__Prompt__.
Output each entry exactly; skip nothing.

__Records provided__.
* Start *
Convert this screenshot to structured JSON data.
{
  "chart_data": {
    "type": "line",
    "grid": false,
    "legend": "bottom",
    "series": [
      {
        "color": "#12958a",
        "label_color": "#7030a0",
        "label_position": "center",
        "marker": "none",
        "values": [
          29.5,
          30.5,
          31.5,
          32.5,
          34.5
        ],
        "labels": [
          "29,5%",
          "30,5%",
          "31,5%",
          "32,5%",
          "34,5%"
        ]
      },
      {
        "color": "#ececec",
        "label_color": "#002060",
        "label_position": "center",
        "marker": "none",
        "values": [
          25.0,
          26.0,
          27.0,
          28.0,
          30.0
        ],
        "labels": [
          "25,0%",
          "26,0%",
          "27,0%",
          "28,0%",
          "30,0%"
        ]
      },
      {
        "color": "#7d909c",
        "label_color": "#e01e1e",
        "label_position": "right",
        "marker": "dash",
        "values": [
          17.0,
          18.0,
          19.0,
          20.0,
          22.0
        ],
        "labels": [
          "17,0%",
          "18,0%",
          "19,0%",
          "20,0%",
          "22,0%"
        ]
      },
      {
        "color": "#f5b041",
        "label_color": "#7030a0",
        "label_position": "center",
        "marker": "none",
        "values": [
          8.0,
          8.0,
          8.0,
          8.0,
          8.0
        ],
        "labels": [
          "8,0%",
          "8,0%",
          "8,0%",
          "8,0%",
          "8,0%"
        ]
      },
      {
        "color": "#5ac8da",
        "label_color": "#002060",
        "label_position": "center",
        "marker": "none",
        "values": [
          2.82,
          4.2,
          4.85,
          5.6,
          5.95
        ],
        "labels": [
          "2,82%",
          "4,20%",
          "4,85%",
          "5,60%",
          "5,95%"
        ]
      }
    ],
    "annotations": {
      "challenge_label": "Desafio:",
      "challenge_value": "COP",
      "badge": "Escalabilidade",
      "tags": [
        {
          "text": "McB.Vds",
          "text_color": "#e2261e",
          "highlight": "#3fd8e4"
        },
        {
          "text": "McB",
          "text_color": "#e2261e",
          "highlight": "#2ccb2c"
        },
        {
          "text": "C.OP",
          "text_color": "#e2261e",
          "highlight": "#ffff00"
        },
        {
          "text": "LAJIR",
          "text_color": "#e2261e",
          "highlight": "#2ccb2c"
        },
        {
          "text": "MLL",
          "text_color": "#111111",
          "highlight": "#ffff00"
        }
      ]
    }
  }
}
* End *
__Output__.
Convert this screenshot to structured JSON data.
{
  "chart_data": {
    "type": "line",
    "grid": false,
    "legend": "bottom",
    "series": [
      {
        "color": "#12958a",
        "label_color": "#7030a0",
        "label_position": "center",
        "marker": "none",
        "values": [
          29.5,
          30.5,
          31.5,
          32.5,
          34.5
        ],
        "labels": [
          "29,5%",
          "30,5%",
          "31,5%",
          "32,5%",
          "34,5%"
        ]
      },
      {
        "color": "#ececec",
        "label_color": "#002060",
        "label_position": "center",
        "marker": "none",
        "values": [
          25.0,
          26.0,
          27.0,
          28.0,
          30.0
        ],
        "labels": [
          "25,0%",
          "26,0%",
          "27,0%",
          "28,0%",
          "30,0%"
        ]
      },
      {
        "color": "#7d909c",
        "label_color": "#e01e1e",
        "label_position": "right",
        "marker": "dash",
        "values": [
          17.0,
          18.0,
          19.0,
          20.0,
          22.0
        ],
        "labels": [
          "17,0%",
          "18,0%",
          "19,0%",
          "20,0%",
          "22,0%"
        ]
      },
      {
        "color": "#f5b041",
        "label_color": "#7030a0",
        "label_position": "center",
        "marker": "none",
        "values": [
          8.0,
          8.0,
          8.0,
          8.0,
          8.0
        ],
        "labels": [
          "8,0%",
          "8,0%",
          "8,0%",
          "8,0%",
          "8,0%"
        ]
      },
      {
        "color": "#5ac8da",
        "label_color": "#002060",
        "label_position": "center",
        "marker": "none",
        "values": [
          2.82,
          4.2,
          4.85,
          5.6,
          5.95
        ],
        "labels": [
          "2,82%",
          "4,20%",
          "4,85%",
          "5,60%",
          "5,95%"
        ]
      }
    ],
    "annotations": {
      "challenge_label": "Desafio:",
      "challenge_value": "COP",
      "badge": "Escalabilidade",
      "tags": [
        {
          "text": "McB.Vds",
          "text_color": "#e2261e",
          "highlight": "#3fd8e4"
        },
        {
          "text": "McB",
          "text_color": "#e2261e",
          "highlight": "#2ccb2c"
        },
        {
          "text": "C.OP",
          "text_color": "#e2261e",
          "highlight": "#ffff00"
        },
        {
          "text": "LAJIR",
          "text_color": "#e2261e",
          "highlight": "#2ccb2c"
        },
        {
          "text": "MLL",
          "text_color": "#111111",
          "highlight": "#ffff00"
        }
      ]
    }
  }
}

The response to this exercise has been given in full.